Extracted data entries
-*-
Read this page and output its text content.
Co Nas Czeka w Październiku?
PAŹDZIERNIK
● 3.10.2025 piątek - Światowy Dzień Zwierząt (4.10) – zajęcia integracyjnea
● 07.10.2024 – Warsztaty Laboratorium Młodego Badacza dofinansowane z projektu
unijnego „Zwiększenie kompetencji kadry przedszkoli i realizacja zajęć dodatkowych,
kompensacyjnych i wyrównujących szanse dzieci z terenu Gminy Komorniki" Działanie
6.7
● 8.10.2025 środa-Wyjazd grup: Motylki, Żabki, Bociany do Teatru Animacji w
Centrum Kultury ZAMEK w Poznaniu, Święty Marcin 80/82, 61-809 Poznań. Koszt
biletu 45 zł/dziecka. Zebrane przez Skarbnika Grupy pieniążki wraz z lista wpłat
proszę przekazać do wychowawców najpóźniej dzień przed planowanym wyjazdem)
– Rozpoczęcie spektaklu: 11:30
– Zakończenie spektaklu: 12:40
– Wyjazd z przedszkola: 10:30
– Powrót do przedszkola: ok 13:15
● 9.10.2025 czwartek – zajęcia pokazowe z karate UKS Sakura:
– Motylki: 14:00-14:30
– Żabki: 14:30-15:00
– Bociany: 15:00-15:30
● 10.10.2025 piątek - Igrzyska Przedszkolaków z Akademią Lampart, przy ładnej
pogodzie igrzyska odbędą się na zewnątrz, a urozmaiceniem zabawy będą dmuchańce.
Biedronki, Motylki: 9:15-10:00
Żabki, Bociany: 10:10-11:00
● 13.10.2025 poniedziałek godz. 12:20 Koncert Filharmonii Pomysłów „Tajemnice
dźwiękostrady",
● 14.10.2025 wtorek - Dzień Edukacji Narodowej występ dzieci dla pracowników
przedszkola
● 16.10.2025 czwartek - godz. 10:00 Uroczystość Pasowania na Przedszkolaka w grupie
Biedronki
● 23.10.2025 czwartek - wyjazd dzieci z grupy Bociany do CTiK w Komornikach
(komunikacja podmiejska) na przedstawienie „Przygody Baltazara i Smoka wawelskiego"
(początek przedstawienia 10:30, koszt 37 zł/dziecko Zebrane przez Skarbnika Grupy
-*-
§ What is needed
Set down all of the records shown above once more, exactly.

§ Task result
Read this page and output its text content.
Co Nas Czeka w Październiku?
PAŹDZIERNIK
● 3.10.2025 piątek - Światowy Dzień Zwierząt (4.10) – zajęcia integracyjnea
● 07.10.2024 – Warsztaty Laboratorium Młodego Badacza dofinansowane z projektu
unijnego „Zwiększenie kompetencji kadry przedszkoli i realizacja zajęć dodatkowych,
kompensacyjnych i wyrównujących szanse dzieci z terenu Gminy Komorniki" Działanie
6.7
● 8.10.2025 środa-Wyjazd grup: Motylki, Żabki, Bociany do Teatru Animacji w
Centrum Kultury ZAMEK w Poznaniu, Święty Marcin 80/82, 61-809 Poznań. Koszt
biletu 45 zł/dziecka. Zebrane przez Skarbnika Grupy pieniążki wraz z lista wpłat
proszę przekazać do wychowawców najpóźniej dzień przed planowanym wyjazdem)
– Rozpoczęcie spektaklu: 11:30
– Zakończenie spektaklu: 12:40
– Wyjazd z przedszkola: 10:30
– Powrót do przedszkola: ok 13:15
● 9.10.2025 czwartek – zajęcia pokazowe z karate UKS Sakura:
– Motylki: 14:00-14:30
– Żabki: 14:30-15:00
– Bociany: 15:00-15:30
● 10.10.2025 piątek - Igrzyska Przedszkolaków z Akademią Lampart, przy ładnej
pogodzie igrzyska odbędą się na zewnątrz, a urozmaiceniem zabawy będą dmuchańce.
Biedronki, Motylki: 9:15-10:00
Żabki, Bociany: 10:10-11:00
● 13.10.2025 poniedziałek godz. 12:20 Koncert Filharmonii Pomysłów „Tajemnice
dźwiękostrady",
● 14.10.2025 wtorek - Dzień Edukacji Narodowej występ dzieci dla pracowników
przedszkola
● 16.10.2025 czwartek - godz. 10:00 Uroczystość Pasowania na Przedszkolaka w grupie
Biedronki
● 23.10.2025 czwartek - wyjazd dzieci z grupy Bociany do CTiK w Komornikach
(komunikacja podmiejska) na przedstawienie „Przygody Baltazara i Smoka wawelskiego"
(początek przedstawienia 10:30, koszt 37 zł/dziecko Zebrane przez Skarbnika Grupy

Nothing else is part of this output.